#### [Data for the task]
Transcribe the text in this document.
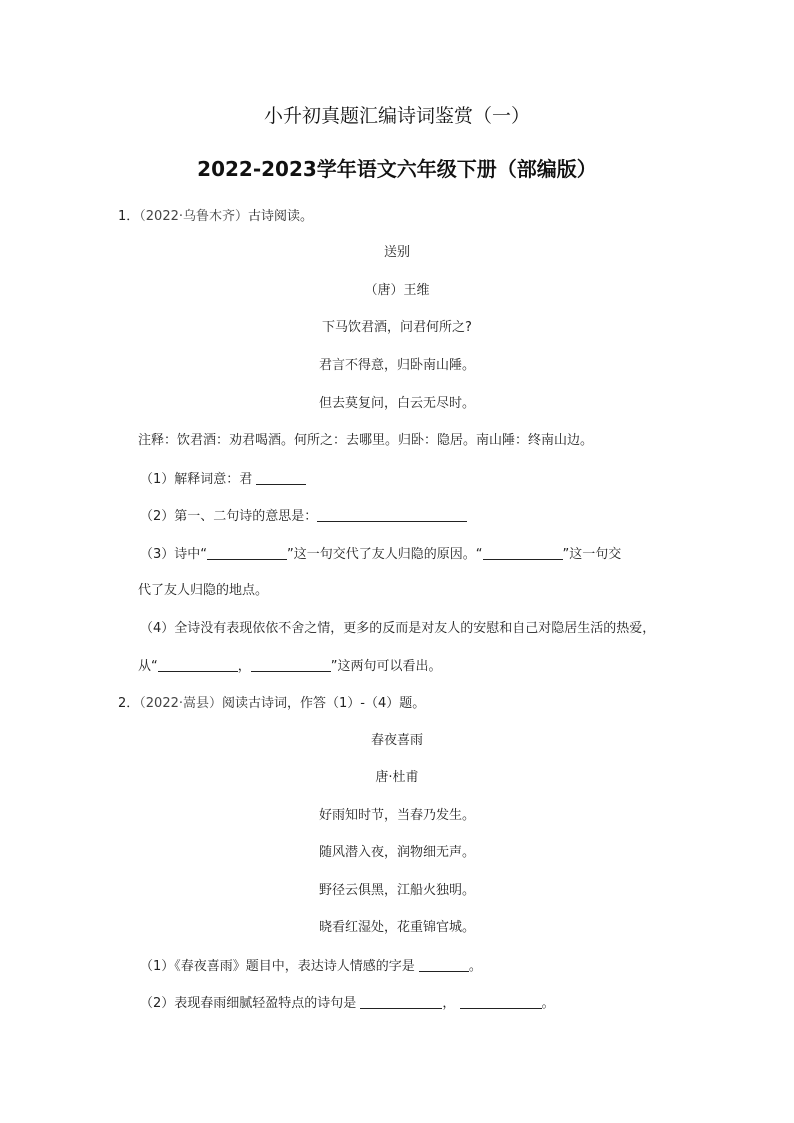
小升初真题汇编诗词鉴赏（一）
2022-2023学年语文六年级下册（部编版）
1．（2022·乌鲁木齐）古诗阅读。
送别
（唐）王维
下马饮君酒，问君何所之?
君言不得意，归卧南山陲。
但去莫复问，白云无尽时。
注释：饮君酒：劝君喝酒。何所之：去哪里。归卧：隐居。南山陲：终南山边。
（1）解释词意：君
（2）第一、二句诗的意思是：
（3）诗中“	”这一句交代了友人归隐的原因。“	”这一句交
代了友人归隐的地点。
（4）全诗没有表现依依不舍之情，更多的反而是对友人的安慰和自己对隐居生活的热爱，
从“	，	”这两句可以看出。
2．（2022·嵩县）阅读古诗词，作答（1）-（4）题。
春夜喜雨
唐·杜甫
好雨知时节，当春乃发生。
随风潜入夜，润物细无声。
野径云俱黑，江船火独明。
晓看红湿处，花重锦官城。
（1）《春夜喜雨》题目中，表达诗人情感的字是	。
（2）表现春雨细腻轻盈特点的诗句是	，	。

* * *

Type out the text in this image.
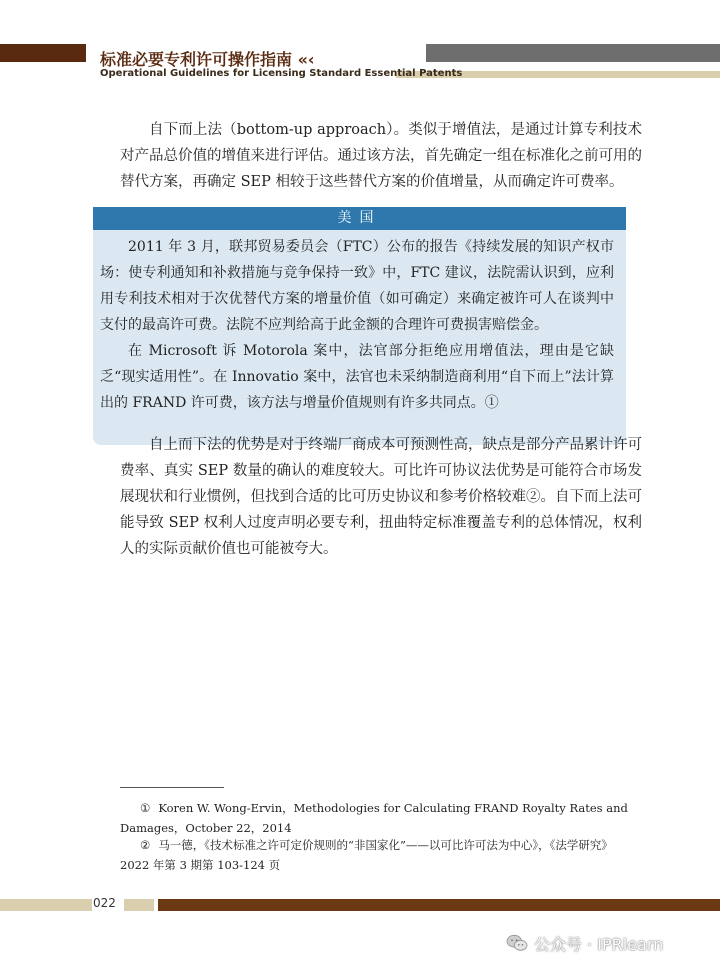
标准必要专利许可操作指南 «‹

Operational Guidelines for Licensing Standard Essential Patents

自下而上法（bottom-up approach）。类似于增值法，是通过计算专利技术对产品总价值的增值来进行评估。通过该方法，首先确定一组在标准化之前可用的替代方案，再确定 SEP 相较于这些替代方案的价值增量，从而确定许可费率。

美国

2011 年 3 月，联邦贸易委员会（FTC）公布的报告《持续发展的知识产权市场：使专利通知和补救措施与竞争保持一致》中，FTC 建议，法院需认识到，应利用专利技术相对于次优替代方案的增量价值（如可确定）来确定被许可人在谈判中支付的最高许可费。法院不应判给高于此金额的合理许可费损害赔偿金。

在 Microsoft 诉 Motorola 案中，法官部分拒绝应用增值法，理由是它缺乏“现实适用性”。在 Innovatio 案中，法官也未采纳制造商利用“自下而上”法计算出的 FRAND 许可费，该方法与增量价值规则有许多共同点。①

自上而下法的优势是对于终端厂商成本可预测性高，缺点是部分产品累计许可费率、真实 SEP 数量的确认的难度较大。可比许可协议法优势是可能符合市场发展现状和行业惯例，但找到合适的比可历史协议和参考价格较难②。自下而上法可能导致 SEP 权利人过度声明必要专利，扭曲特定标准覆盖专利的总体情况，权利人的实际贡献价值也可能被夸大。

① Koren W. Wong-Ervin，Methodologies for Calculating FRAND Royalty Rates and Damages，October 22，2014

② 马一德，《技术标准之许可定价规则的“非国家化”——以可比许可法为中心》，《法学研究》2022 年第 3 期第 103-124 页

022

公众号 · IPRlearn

...

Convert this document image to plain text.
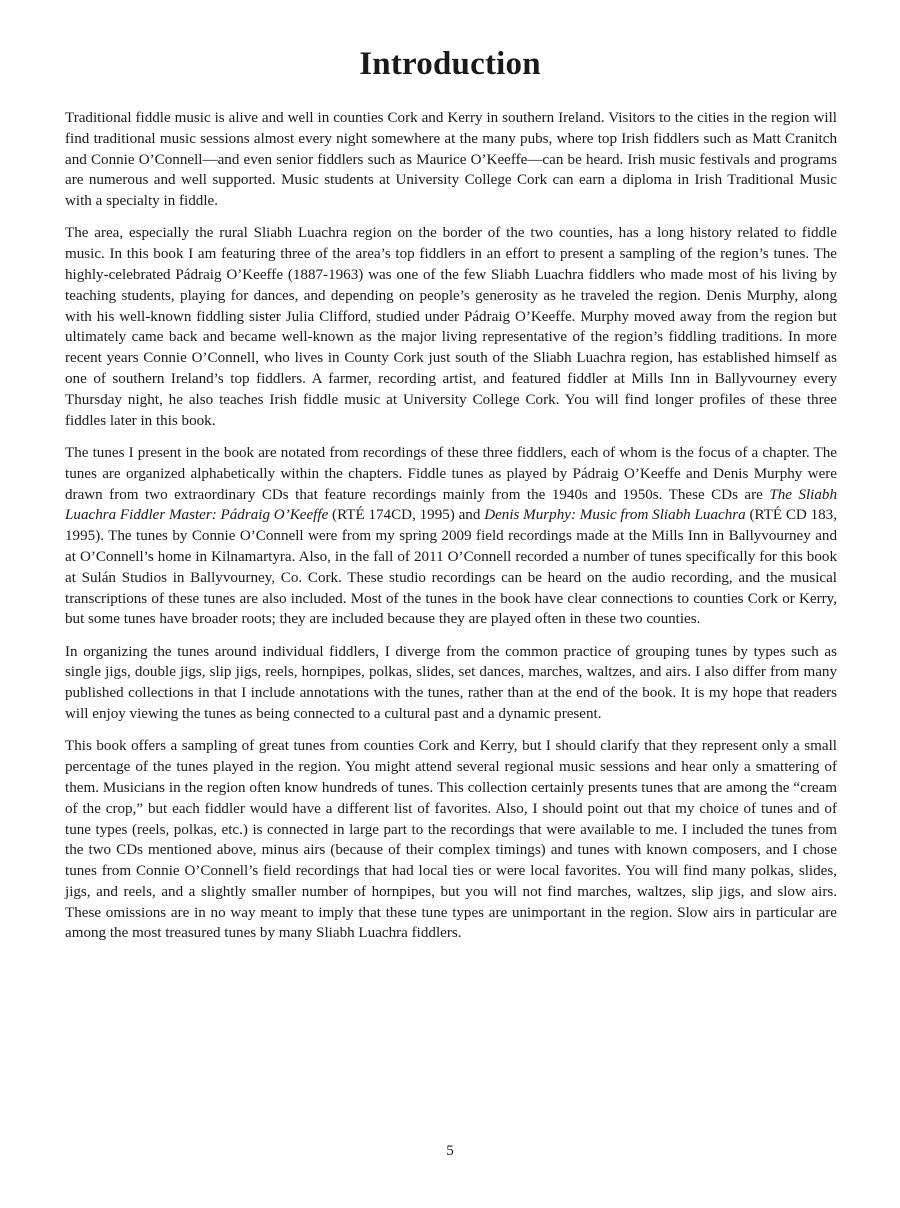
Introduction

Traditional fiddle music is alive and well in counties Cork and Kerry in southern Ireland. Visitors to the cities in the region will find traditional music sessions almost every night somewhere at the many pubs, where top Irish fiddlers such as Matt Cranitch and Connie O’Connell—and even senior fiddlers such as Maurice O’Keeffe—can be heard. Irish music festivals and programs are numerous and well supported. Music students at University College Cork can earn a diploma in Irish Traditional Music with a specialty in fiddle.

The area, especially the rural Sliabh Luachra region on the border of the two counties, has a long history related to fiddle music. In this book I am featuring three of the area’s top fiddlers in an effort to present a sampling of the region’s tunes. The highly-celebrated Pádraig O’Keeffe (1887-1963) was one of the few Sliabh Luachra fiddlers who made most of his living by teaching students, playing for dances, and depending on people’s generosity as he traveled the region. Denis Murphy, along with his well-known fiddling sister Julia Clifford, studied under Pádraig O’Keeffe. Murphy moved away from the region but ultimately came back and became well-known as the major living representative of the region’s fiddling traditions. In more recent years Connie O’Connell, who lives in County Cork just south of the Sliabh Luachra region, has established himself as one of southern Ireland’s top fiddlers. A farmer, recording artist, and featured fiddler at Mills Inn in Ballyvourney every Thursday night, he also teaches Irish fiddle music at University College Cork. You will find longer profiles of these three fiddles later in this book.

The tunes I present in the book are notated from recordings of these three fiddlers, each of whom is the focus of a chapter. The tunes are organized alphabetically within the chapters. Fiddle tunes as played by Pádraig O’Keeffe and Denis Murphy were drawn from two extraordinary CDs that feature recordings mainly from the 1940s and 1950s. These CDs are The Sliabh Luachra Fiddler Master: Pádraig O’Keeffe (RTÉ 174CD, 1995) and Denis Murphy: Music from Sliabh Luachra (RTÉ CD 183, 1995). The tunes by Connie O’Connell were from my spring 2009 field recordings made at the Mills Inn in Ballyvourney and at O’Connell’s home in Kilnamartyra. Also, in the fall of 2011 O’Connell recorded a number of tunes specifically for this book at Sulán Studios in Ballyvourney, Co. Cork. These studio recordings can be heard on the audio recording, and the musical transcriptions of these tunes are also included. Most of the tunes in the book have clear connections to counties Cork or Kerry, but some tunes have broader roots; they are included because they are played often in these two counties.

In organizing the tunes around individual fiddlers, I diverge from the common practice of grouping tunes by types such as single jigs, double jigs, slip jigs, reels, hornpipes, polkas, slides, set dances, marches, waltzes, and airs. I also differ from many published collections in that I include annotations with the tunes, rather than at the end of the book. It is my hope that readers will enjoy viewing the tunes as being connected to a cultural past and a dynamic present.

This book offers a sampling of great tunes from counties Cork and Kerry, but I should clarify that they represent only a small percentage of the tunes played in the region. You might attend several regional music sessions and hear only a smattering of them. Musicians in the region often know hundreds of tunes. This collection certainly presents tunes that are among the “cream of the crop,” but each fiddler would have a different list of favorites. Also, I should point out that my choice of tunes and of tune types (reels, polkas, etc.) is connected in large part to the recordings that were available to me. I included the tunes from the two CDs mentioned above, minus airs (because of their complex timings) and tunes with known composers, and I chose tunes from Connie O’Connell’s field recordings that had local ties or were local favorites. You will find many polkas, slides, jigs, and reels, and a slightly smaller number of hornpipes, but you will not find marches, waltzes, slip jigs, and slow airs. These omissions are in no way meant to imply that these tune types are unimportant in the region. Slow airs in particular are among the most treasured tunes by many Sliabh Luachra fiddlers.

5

#### [Given problem]
Using the entries above, state how many lines include the word "image", with no other words.

#### [The response]
2